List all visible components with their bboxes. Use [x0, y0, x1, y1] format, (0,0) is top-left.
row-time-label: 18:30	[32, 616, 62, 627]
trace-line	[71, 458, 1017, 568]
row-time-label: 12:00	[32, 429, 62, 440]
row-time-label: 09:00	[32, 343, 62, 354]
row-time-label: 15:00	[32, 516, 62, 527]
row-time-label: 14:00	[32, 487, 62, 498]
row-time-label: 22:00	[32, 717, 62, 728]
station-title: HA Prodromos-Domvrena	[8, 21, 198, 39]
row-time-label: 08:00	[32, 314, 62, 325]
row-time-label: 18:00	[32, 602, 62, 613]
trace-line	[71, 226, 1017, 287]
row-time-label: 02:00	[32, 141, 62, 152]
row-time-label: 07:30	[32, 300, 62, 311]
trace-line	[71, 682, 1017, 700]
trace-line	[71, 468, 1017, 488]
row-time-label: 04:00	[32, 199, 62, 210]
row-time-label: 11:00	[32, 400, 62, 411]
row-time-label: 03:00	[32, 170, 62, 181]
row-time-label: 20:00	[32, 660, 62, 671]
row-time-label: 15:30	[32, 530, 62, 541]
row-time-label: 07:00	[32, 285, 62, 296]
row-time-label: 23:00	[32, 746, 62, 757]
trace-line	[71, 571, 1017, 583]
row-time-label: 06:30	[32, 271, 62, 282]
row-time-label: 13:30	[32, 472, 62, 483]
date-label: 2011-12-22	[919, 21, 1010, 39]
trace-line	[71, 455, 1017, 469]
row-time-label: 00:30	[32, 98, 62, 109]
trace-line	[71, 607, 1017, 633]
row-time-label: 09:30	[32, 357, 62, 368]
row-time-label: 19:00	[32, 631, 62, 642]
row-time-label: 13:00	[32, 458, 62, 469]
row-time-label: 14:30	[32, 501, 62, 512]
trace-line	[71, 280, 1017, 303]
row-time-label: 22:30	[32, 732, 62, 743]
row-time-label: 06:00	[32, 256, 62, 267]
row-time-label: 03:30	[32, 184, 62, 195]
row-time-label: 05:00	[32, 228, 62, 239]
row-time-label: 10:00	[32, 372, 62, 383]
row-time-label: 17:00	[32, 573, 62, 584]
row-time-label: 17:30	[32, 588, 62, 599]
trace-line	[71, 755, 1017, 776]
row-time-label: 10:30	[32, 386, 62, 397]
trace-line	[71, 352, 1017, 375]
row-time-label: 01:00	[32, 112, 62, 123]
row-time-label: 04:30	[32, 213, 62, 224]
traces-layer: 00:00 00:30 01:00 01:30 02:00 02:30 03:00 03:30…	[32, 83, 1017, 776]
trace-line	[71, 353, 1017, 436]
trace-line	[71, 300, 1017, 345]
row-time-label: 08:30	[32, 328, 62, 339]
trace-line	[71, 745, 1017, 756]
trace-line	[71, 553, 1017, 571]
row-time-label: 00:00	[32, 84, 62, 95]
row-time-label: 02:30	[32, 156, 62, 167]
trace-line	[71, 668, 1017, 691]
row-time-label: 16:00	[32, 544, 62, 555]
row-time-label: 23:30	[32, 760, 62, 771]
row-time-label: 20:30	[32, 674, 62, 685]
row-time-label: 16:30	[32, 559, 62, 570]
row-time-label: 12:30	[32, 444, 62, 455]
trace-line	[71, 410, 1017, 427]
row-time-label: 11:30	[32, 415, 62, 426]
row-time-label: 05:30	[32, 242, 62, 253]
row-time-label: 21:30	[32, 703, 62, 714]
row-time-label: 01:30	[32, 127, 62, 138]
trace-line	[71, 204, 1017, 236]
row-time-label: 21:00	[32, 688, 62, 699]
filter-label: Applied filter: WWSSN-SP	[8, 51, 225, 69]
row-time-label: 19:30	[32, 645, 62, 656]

§ What is required:
Put every line of the records above into a JSON list of strings, one string per line, and leave out any blank lines.

§ Written answer:
[
  "List all visible components with their bboxes. Use [x0, y0, x1, y1] format, (0,0) is top-left.",
  "row-time-label: 18:30\t[32, 616, 62, 627]",
  "trace-line\t[71, 458, 1017, 568]",
  "row-time-label: 12:00\t[32, 429, 62, 440]",
  "row-time-label: 09:00\t[32, 343, 62, 354]",
  "row-time-label: 15:00\t[32, 516, 62, 527]",
  "row-time-label: 14:00\t[32, 487, 62, 498]",
  "row-time-label: 22:00\t[32, 717, 62, 728]",
  "station-title: HA Prodromos-Domvrena\t[8, 21, 198, 39]",
  "row-time-label: 08:00\t[32, 314, 62, 325]",
  "row-time-label: 18:00\t[32, 602, 62, 613]",
  "trace-line\t[71, 226, 1017, 287]",
  "row-time-label: 02:00\t[32, 141, 62, 152]",
  "row-time-label: 07:30\t[32, 300, 62, 311]",
  "trace-line\t[71, 682, 1017, 700]",
  "trace-line\t[71, 468, 1017, 488]",
  "row-time-label: 04:00\t[32, 199, 62, 210]",
  "row-time-label: 11:00\t[32, 400, 62, 411]",
  "row-time-label: 03:00\t[32, 170, 62, 181]",
  "row-time-label: 20:00\t[32, 660, 62, 671]",
  "row-time-label: 15:30\t[32, 530, 62, 541]",
  "row-time-label: 07:00\t[32, 285, 62, 296]",
  "row-time-label: 23:00\t[32, 746, 62, 757]",
  "trace-line\t[71, 571, 1017, 583]",
  "row-time-label: 06:30\t[32, 271, 62, 282]",
  "row-time-label: 13:30\t[32, 472, 62, 483]",
  "date-label: 2011-12-22\t[919, 21, 1010, 39]",
  "trace-line\t[71, 455, 1017, 469]",
  "row-time-label: 00:30\t[32, 98, 62, 109]",
  "trace-line\t[71, 607, 1017, 633]",
  "row-time-label: 09:30\t[32, 357, 62, 368]",
  "row-time-label: 19:00\t[32, 631, 62, 642]",
  "row-time-label: 13:00\t[32, 458, 62, 469]",
  "row-time-label: 14:30\t[32, 501, 62, 512]",
  "trace-line\t[71, 280, 1017, 303]",
  "row-time-label: 22:30\t[32, 732, 62, 743]",
  "row-time-label: 06:00\t[32, 256, 62, 267]",
  "row-time-label: 03:30\t[32, 184, 62, 195]",
  "row-time-label: 05:00\t[32, 228, 62, 239]",
  "row-time-label: 10:00\t[32, 372, 62, 383]",
  "row-time-label: 17:00\t[32, 573, 62, 584]",
  "row-time-label: 17:30\t[32, 588, 62, 599]",
  "trace-line\t[71, 755, 1017, 776]",
  "row-time-label: 10:30\t[32, 386, 62, 397]",
  "trace-line\t[71, 352, 1017, 375]",
  "row-time-label: 01:00\t[32, 112, 62, 123]",
  "row-time-label: 04:30\t[32, 213, 62, 224]",
  "traces-layer: 00:00 00:30 01:00 01:30 02:00 02:30 03:00 03:30…\t[32, 83, 1017, 776]",
  "trace-line\t[71, 353, 1017, 436]",
  "trace-line\t[71, 300, 1017, 345]",
  "row-time-label: 08:30\t[32, 328, 62, 339]",
  "trace-line\t[71, 745, 1017, 756]",
  "trace-line\t[71, 553, 1017, 571]",
  "row-time-label: 00:00\t[32, 84, 62, 95]",
  "row-time-label: 02:30\t[32, 156, 62, 167]",
  "trace-line\t[71, 668, 1017, 691]",
  "row-time-label: 16:00\t[32, 544, 62, 555]",
  "row-time-label: 23:30\t[32, 760, 62, 771]",
  "row-time-label: 20:30\t[32, 674, 62, 685]",
  "row-time-label: 16:30\t[32, 559, 62, 570]",
  "row-time-label: 12:30\t[32, 444, 62, 455]",
  "trace-line\t[71, 410, 1017, 427]",
  "row-time-label: 11:30\t[32, 415, 62, 426]",
  "row-time-label: 05:30\t[32, 242, 62, 253]",
  "row-time-label: 21:30\t[32, 703, 62, 714]",
  "row-time-label: 01:30\t[32, 127, 62, 138]",
  "trace-line\t[71, 204, 1017, 236]",
  "row-time-label: 21:00\t[32, 688, 62, 699]",
  "filter-label: Applied filter: WWSSN-SP\t[8, 51, 225, 69]",
  "row-time-label: 19:30\t[32, 645, 62, 656]"
]